[TO DO] Print the listing below exactly.

[RECORD LIST]
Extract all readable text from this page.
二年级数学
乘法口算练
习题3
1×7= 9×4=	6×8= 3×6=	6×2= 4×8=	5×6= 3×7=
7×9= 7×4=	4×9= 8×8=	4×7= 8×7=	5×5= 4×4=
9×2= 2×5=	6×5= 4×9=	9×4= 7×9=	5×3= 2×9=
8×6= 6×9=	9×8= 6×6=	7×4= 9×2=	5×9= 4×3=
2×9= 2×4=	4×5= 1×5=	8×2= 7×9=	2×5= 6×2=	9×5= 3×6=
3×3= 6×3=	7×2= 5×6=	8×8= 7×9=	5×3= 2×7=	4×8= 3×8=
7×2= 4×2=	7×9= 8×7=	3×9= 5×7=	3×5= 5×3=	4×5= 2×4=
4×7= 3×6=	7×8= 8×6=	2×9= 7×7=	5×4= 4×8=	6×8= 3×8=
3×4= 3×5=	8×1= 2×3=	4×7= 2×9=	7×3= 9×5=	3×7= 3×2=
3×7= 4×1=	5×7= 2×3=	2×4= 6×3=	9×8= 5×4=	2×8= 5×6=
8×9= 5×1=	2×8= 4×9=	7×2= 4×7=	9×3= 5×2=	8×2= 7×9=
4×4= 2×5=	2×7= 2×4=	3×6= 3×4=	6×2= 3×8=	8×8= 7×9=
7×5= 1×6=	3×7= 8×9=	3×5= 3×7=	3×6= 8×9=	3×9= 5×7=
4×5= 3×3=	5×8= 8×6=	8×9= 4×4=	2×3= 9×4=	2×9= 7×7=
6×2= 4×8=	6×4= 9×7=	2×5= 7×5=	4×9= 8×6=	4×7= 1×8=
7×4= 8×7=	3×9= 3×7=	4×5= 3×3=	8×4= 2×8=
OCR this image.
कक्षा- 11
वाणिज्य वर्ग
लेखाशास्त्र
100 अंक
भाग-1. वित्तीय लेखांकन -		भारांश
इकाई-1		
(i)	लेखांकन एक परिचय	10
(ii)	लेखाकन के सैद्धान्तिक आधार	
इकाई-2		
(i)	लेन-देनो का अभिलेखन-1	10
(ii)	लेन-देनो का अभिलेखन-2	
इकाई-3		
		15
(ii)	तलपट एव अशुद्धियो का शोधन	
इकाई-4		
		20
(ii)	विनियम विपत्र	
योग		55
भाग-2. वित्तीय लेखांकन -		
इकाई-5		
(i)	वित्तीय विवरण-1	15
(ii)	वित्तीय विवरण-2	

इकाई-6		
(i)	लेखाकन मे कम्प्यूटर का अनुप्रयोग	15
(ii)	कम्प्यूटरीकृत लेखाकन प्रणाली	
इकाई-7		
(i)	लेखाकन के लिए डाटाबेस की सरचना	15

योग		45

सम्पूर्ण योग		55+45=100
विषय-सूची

[RESPONSE TO THIS TASK]
Extract all readable text from this page.
二年级数学
乘法口算练
习题3
1×7= 9×4=	6×8= 3×6=	6×2= 4×8=	5×6= 3×7=
7×9= 7×4=	4×9= 8×8=	4×7= 8×7=	5×5= 4×4=
9×2= 2×5=	6×5= 4×9=	9×4= 7×9=	5×3= 2×9=
8×6= 6×9=	9×8= 6×6=	7×4= 9×2=	5×9= 4×3=
2×9= 2×4=	4×5= 1×5=	8×2= 7×9=	2×5= 6×2=	9×5= 3×6=
3×3= 6×3=	7×2= 5×6=	8×8= 7×9=	5×3= 2×7=	4×8= 3×8=
7×2= 4×2=	7×9= 8×7=	3×9= 5×7=	3×5= 5×3=	4×5= 2×4=
4×7= 3×6=	7×8= 8×6=	2×9= 7×7=	5×4= 4×8=	6×8= 3×8=
3×4= 3×5=	8×1= 2×3=	4×7= 2×9=	7×3= 9×5=	3×7= 3×2=
3×7= 4×1=	5×7= 2×3=	2×4= 6×3=	9×8= 5×4=	2×8= 5×6=
8×9= 5×1=	2×8= 4×9=	7×2= 4×7=	9×3= 5×2=	8×2= 7×9=
4×4= 2×5=	2×7= 2×4=	3×6= 3×4=	6×2= 3×8=	8×8= 7×9=
7×5= 1×6=	3×7= 8×9=	3×5= 3×7=	3×6= 8×9=	3×9= 5×7=
4×5= 3×3=	5×8= 8×6=	8×9= 4×4=	2×3= 9×4=	2×9= 7×7=
6×2= 4×8=	6×4= 9×7=	2×5= 7×5=	4×9= 8×6=	4×7= 1×8=
7×4= 8×7=	3×9= 3×7=	4×5= 3×3=	8×4= 2×8=
OCR this image.
कक्षा- 11
वाणिज्य वर्ग
लेखाशास्त्र
100 अंक
भाग-1. वित्तीय लेखांकन -		भारांश
इकाई-1		
(i)	लेखांकन एक परिचय	10
(ii)	लेखाकन के सैद्धान्तिक आधार	
इकाई-2		
(i)	लेन-देनो का अभिलेखन-1	10
(ii)	लेन-देनो का अभिलेखन-2	
इकाई-3		
		15
(ii)	तलपट एव अशुद्धियो का शोधन	
इकाई-4		
		20
(ii)	विनियम विपत्र	
योग		55
भाग-2. वित्तीय लेखांकन -		
इकाई-5		
(i)	वित्तीय विवरण-1	15
(ii)	वित्तीय विवरण-2	

इकाई-6		
(i)	लेखाकन मे कम्प्यूटर का अनुप्रयोग	15
(ii)	कम्प्यूटरीकृत लेखाकन प्रणाली	
इकाई-7		
(i)	लेखाकन के लिए डाटाबेस की सरचना	15

योग		45

सम्पूर्ण योग		55+45=100
विषय-सूची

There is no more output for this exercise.